◆ **Exercise details**
Could you write out every record below exactly, leaving out any pictures?

◆ **Data excerpts**
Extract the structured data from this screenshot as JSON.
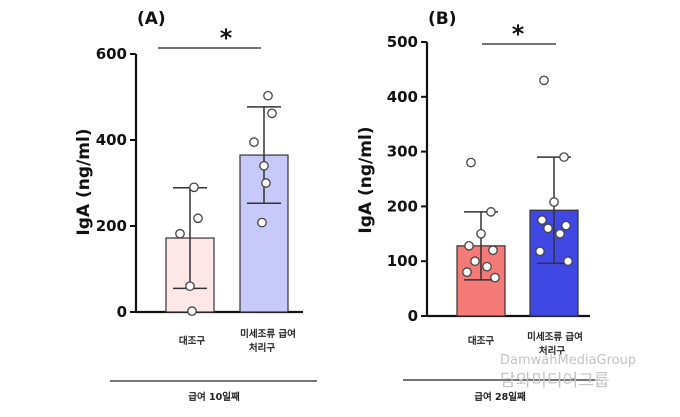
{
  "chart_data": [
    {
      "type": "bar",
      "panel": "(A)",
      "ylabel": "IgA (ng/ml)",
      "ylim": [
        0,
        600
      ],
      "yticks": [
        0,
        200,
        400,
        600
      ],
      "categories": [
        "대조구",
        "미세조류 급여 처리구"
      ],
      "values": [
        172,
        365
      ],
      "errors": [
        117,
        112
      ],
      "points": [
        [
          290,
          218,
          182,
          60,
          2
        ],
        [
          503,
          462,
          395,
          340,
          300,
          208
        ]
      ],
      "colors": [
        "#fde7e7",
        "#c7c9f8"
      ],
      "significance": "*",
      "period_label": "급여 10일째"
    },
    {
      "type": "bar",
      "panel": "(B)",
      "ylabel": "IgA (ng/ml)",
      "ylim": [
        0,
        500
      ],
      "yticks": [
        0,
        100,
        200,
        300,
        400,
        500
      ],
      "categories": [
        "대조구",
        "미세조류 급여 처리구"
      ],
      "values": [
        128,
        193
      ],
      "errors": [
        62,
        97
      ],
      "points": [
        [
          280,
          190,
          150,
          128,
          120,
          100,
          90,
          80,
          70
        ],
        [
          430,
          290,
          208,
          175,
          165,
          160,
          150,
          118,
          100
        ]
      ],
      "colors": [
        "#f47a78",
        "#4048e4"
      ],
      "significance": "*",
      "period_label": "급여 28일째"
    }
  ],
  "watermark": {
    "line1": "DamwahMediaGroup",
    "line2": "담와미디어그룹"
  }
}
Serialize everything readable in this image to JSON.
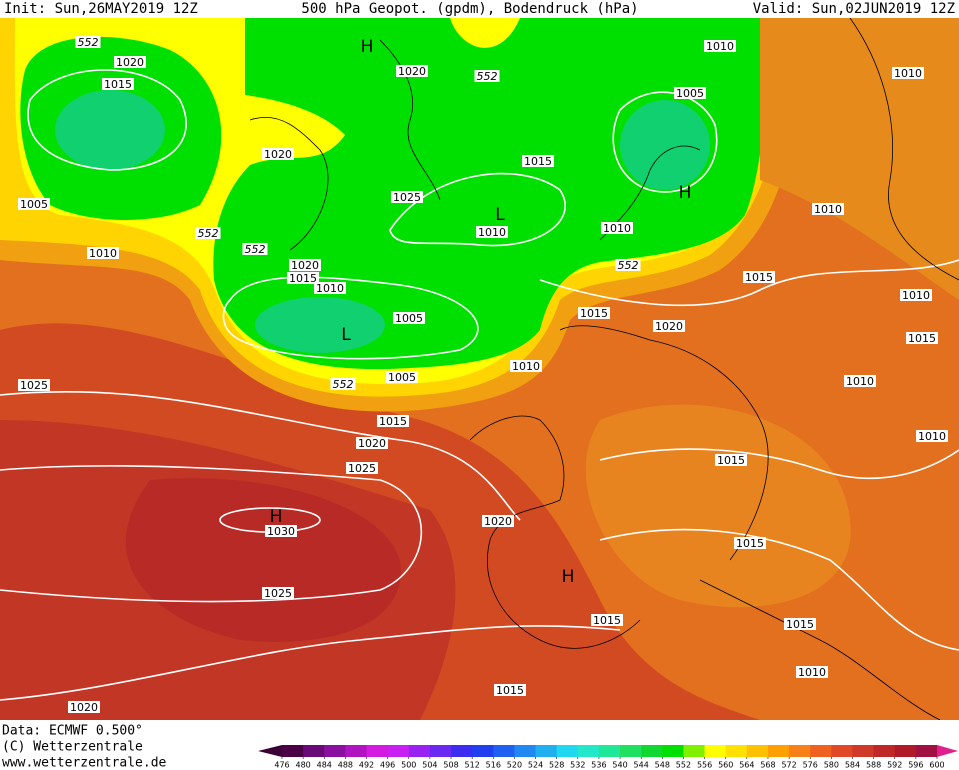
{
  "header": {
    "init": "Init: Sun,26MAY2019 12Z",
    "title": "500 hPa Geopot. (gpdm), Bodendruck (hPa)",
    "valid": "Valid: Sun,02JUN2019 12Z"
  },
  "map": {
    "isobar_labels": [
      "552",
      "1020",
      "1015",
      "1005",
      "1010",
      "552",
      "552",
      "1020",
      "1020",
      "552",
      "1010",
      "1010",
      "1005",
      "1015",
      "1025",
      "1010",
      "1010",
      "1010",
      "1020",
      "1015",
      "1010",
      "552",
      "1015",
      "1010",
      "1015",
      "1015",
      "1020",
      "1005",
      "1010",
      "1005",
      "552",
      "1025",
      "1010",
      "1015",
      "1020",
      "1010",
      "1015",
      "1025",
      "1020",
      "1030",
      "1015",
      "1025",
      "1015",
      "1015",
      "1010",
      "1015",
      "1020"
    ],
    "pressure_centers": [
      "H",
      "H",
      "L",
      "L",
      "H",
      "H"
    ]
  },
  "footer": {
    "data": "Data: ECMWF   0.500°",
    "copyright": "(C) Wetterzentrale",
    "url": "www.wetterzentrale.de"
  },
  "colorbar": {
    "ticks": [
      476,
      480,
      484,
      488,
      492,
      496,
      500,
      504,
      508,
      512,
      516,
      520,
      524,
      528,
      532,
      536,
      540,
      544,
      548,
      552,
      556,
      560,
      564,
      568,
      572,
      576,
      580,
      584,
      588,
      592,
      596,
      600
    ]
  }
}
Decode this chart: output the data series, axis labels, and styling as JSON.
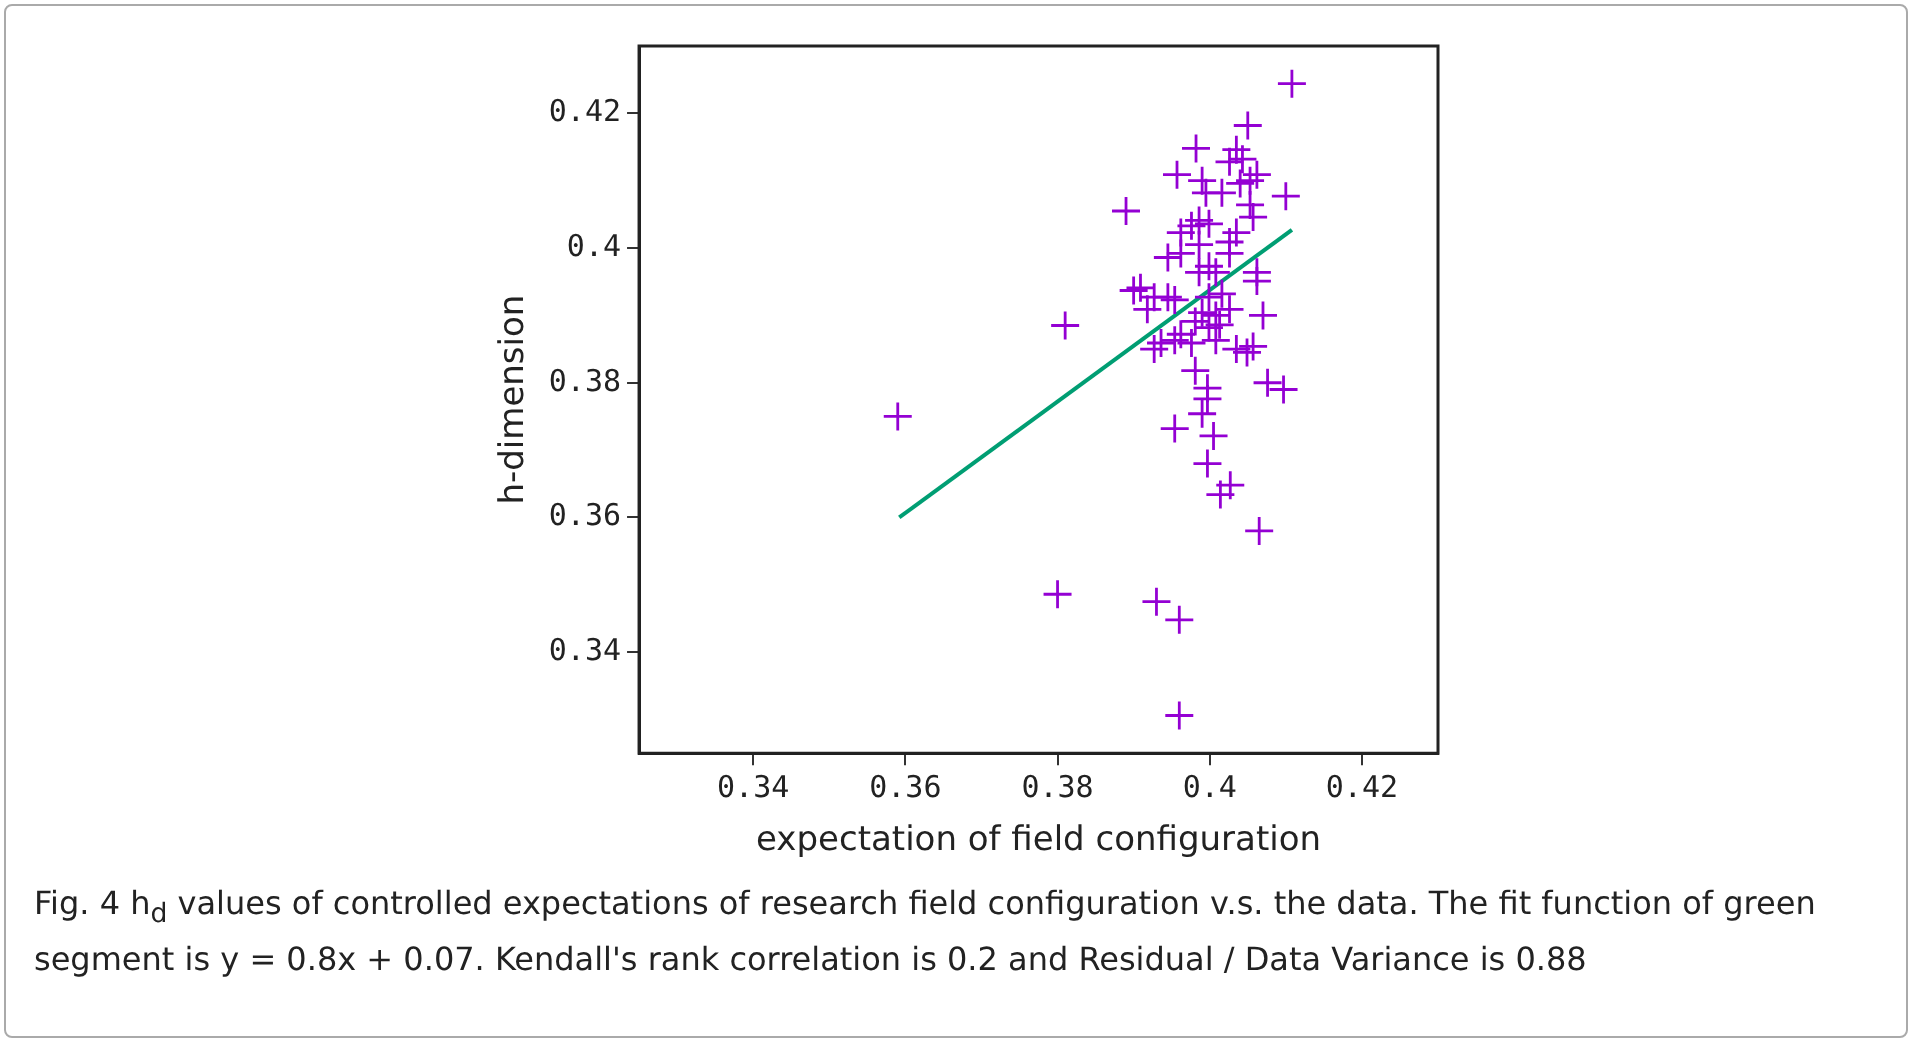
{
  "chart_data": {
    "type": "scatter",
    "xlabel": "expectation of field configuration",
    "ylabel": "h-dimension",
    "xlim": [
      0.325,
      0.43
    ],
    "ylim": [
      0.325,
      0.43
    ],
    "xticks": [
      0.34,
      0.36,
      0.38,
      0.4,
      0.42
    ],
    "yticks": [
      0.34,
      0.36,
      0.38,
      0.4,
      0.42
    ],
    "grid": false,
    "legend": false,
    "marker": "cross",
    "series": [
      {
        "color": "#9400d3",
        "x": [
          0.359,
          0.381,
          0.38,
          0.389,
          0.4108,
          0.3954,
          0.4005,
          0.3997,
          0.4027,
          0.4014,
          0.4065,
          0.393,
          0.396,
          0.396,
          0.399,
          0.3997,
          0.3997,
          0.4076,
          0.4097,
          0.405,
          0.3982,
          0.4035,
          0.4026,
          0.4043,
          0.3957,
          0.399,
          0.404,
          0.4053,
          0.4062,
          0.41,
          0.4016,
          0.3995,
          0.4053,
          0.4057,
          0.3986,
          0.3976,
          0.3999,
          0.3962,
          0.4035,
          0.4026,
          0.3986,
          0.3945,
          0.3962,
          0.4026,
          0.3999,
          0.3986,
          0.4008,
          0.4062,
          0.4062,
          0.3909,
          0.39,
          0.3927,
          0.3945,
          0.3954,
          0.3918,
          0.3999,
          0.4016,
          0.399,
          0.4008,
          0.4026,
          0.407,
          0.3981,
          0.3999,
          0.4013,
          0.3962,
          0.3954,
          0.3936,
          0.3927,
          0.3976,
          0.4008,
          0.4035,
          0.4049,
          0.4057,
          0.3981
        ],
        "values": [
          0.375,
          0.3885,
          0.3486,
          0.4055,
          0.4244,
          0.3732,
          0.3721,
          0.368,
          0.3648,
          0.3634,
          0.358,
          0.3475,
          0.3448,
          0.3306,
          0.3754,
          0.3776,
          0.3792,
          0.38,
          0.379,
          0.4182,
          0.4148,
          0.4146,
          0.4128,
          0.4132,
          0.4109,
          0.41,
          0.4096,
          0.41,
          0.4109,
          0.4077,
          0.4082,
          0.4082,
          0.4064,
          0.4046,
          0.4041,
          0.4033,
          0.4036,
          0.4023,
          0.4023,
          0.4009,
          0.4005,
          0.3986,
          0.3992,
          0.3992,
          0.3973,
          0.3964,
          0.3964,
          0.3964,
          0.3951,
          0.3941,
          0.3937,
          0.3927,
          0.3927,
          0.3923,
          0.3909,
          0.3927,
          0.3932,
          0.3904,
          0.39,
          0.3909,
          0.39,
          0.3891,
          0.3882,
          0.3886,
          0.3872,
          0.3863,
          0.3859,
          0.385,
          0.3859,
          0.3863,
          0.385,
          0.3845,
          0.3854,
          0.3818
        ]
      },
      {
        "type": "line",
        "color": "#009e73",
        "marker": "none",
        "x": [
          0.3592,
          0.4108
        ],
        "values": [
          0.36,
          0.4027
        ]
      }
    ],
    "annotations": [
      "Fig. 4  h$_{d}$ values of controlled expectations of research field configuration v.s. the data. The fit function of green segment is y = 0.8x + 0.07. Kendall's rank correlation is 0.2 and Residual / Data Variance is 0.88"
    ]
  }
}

◆ **Written response**
Extract the structured data from this screenshot as JSON.
{
  "chart_data": [
    {
      "type": "bar",
      "panel": "(A)",
      "ylabel": "IgA (ng/ml)",
      "ylim": [
        0,
        600
      ],
      "yticks": [
        0,
        200,
        400,
        600
      ],
      "categories": [
        "대조구",
        "미세조류 급여 처리구"
      ],
      "values": [
        172,
        365
      ],
      "errors": [
        117,
        112
      ],
      "points": [
        [
          290,
          218,
          182,
          60,
          2
        ],
        [
          503,
          462,
          395,
          340,
          300,
          208
        ]
      ],
      "colors": [
        "#fde7e7",
        "#c7c9f8"
      ],
      "significance": "*",
      "period_label": "급여 10일째"
    },
    {
      "type": "bar",
      "panel": "(B)",
      "ylabel": "IgA (ng/ml)",
      "ylim": [
        0,
        500
      ],
      "yticks": [
        0,
        100,
        200,
        300,
        400,
        500
      ],
      "categories": [
        "대조구",
        "미세조류 급여 처리구"
      ],
      "values": [
        128,
        193
      ],
      "errors": [
        62,
        97
      ],
      "points": [
        [
          280,
          190,
          150,
          128,
          120,
          100,
          90,
          80,
          70
        ],
        [
          430,
          290,
          208,
          175,
          165,
          160,
          150,
          118,
          100
        ]
      ],
      "colors": [
        "#f47a78",
        "#4048e4"
      ],
      "significance": "*",
      "period_label": "급여 28일째"
    }
  ],
  "watermark": {
    "line1": "DamwahMediaGroup",
    "line2": "담와미디어그룹"
  }
}
Serialize everything readable in this image to JSON.
{
  "header": {
    "init": "Init: Sun,26MAY2019 12Z",
    "title": "500 hPa Geopot. (gpdm), Bodendruck (hPa)",
    "valid": "Valid: Sun,02JUN2019 12Z"
  },
  "map": {
    "isobar_labels": [
      "552",
      "1020",
      "1015",
      "1005",
      "1010",
      "552",
      "552",
      "1020",
      "1020",
      "552",
      "1010",
      "1010",
      "1005",
      "1015",
      "1025",
      "1010",
      "1010",
      "1010",
      "1020",
      "1015",
      "1010",
      "552",
      "1015",
      "1010",
      "1015",
      "1015",
      "1020",
      "1005",
      "1010",
      "1005",
      "552",
      "1025",
      "1010",
      "1015",
      "1020",
      "1010",
      "1015",
      "1025",
      "1020",
      "1030",
      "1015",
      "1025",
      "1015",
      "1015",
      "1010",
      "1015",
      "1020"
    ],
    "pressure_centers": [
      "H",
      "H",
      "L",
      "L",
      "H",
      "H"
    ]
  },
  "footer": {
    "data": "Data: ECMWF   0.500°",
    "copyright": "(C) Wetterzentrale",
    "url": "www.wetterzentrale.de"
  },
  "colorbar": {
    "ticks": [
      476,
      480,
      484,
      488,
      492,
      496,
      500,
      504,
      508,
      512,
      516,
      520,
      524,
      528,
      532,
      536,
      540,
      544,
      548,
      552,
      556,
      560,
      564,
      568,
      572,
      576,
      580,
      584,
      588,
      592,
      596,
      600
    ]
  }
}
Decode this chart: output the data series, axis labels, and styling as JSON.
{
  "chart_data": {
    "type": "scatter",
    "xlabel": "expectation of field configuration",
    "ylabel": "h-dimension",
    "xlim": [
      0.325,
      0.43
    ],
    "ylim": [
      0.325,
      0.43
    ],
    "xticks": [
      0.34,
      0.36,
      0.38,
      0.4,
      0.42
    ],
    "yticks": [
      0.34,
      0.36,
      0.38,
      0.4,
      0.42
    ],
    "grid": false,
    "legend": false,
    "marker": "cross",
    "series": [
      {
        "color": "#9400d3",
        "x": [
          0.359,
          0.381,
          0.38,
          0.389,
          0.4108,
          0.3954,
          0.4005,
          0.3997,
          0.4027,
          0.4014,
          0.4065,
          0.393,
          0.396,
          0.396,
          0.399,
          0.3997,
          0.3997,
          0.4076,
          0.4097,
          0.405,
          0.3982,
          0.4035,
          0.4026,
          0.4043,
          0.3957,
          0.399,
          0.404,
          0.4053,
          0.4062,
          0.41,
          0.4016,
          0.3995,
          0.4053,
          0.4057,
          0.3986,
          0.3976,
          0.3999,
          0.3962,
          0.4035,
          0.4026,
          0.3986,
          0.3945,
          0.3962,
          0.4026,
          0.3999,
          0.3986,
          0.4008,
          0.4062,
          0.4062,
          0.3909,
          0.39,
          0.3927,
          0.3945,
          0.3954,
          0.3918,
          0.3999,
          0.4016,
          0.399,
          0.4008,
          0.4026,
          0.407,
          0.3981,
          0.3999,
          0.4013,
          0.3962,
          0.3954,
          0.3936,
          0.3927,
          0.3976,
          0.4008,
          0.4035,
          0.4049,
          0.4057,
          0.3981
        ],
        "values": [
          0.375,
          0.3885,
          0.3486,
          0.4055,
          0.4244,
          0.3732,
          0.3721,
          0.368,
          0.3648,
          0.3634,
          0.358,
          0.3475,
          0.3448,
          0.3306,
          0.3754,
          0.3776,
          0.3792,
          0.38,
          0.379,
          0.4182,
          0.4148,
          0.4146,
          0.4128,
          0.4132,
          0.4109,
          0.41,
          0.4096,
          0.41,
          0.4109,
          0.4077,
          0.4082,
          0.4082,
          0.4064,
          0.4046,
          0.4041,
          0.4033,
          0.4036,
          0.4023,
          0.4023,
          0.4009,
          0.4005,
          0.3986,
          0.3992,
          0.3992,
          0.3973,
          0.3964,
          0.3964,
          0.3964,
          0.3951,
          0.3941,
          0.3937,
          0.3927,
          0.3927,
          0.3923,
          0.3909,
          0.3927,
          0.3932,
          0.3904,
          0.39,
          0.3909,
          0.39,
          0.3891,
          0.3882,
          0.3886,
          0.3872,
          0.3863,
          0.3859,
          0.385,
          0.3859,
          0.3863,
          0.385,
          0.3845,
          0.3854,
          0.3818
        ]
      },
      {
        "type": "line",
        "color": "#009e73",
        "marker": "none",
        "x": [
          0.3592,
          0.4108
        ],
        "values": [
          0.36,
          0.4027
        ]
      }
    ],
    "annotations": [
      "Fig. 4  h$_{d}$ values of controlled expectations of research field configuration v.s. the data. The fit function of green segment is y = 0.8x + 0.07. Kendall's rank correlation is 0.2 and Residual / Data Variance is 0.88"
    ]
  }
}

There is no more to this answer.